Objective: Set out every line of the records below as a JSON list of strings, one string per line, leaving out any blank lines.
#### Records supplied ####
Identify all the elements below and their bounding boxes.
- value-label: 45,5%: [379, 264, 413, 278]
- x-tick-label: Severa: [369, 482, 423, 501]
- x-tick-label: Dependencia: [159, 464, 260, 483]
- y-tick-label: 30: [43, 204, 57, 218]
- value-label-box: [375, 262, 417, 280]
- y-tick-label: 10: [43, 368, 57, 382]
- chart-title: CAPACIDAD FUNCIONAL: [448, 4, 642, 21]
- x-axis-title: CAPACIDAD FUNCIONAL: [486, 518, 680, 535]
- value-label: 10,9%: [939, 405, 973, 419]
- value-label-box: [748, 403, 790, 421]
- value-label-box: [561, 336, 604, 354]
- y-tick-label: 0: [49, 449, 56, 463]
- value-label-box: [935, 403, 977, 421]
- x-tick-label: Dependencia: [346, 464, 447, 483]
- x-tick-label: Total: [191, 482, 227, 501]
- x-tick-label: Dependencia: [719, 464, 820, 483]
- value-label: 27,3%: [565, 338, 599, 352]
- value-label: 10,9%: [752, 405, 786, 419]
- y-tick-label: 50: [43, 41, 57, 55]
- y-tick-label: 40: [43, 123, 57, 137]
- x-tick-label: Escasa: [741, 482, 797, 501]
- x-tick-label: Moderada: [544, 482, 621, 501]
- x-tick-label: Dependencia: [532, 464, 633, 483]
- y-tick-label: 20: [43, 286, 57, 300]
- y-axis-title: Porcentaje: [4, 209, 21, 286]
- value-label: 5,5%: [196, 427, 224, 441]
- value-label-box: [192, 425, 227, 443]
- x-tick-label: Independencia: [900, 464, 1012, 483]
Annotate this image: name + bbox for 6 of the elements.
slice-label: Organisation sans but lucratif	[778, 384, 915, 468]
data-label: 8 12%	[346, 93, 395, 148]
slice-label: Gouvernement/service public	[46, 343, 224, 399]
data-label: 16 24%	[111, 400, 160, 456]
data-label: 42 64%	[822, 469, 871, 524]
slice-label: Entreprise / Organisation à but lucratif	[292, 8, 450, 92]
####
Full solution:
[
  "Identify all the elements below and their bounding boxes.",
  "- value-label: 45,5%: [379, 264, 413, 278]",
  "- x-tick-label: Severa: [369, 482, 423, 501]",
  "- x-tick-label: Dependencia: [159, 464, 260, 483]",
  "- y-tick-label: 30: [43, 204, 57, 218]",
  "- value-label-box: [375, 262, 417, 280]",
  "- y-tick-label: 10: [43, 368, 57, 382]",
  "- chart-title: CAPACIDAD FUNCIONAL: [448, 4, 642, 21]",
  "- x-axis-title: CAPACIDAD FUNCIONAL: [486, 518, 680, 535]",
  "- value-label: 10,9%: [939, 405, 973, 419]",
  "- value-label-box: [748, 403, 790, 421]",
  "- value-label-box: [561, 336, 604, 354]",
  "- y-tick-label: 0: [49, 449, 56, 463]",
  "- value-label-box: [935, 403, 977, 421]",
  "- x-tick-label: Dependencia: [346, 464, 447, 483]",
  "- x-tick-label: Total: [191, 482, 227, 501]",
  "- x-tick-label: Dependencia: [719, 464, 820, 483]",
  "- value-label: 27,3%: [565, 338, 599, 352]",
  "- value-label: 10,9%: [752, 405, 786, 419]",
  "- y-tick-label: 50: [43, 41, 57, 55]",
  "- y-tick-label: 40: [43, 123, 57, 137]",
  "- x-tick-label: Escasa: [741, 482, 797, 501]",
  "- x-tick-label: Moderada: [544, 482, 621, 501]",
  "- x-tick-label: Dependencia: [532, 464, 633, 483]",
  "- y-tick-label: 20: [43, 286, 57, 300]",
  "- y-axis-title: Porcentaje: [4, 209, 21, 286]",
  "- value-label: 5,5%: [196, 427, 224, 441]",
  "- value-label-box: [192, 425, 227, 443]",
  "- x-tick-label: Independencia: [900, 464, 1012, 483]",
  "Annotate this image: name + bbox for 6 of the elements.",
  "slice-label: Organisation sans but lucratif\t[778, 384, 915, 468]",
  "data-label: 8 12%\t[346, 93, 395, 148]",
  "slice-label: Gouvernement/service public\t[46, 343, 224, 399]",
  "data-label: 16 24%\t[111, 400, 160, 456]",
  "data-label: 42 64%\t[822, 469, 871, 524]",
  "slice-label: Entreprise / Organisation à but lucratif\t[292, 8, 450, 92]"
]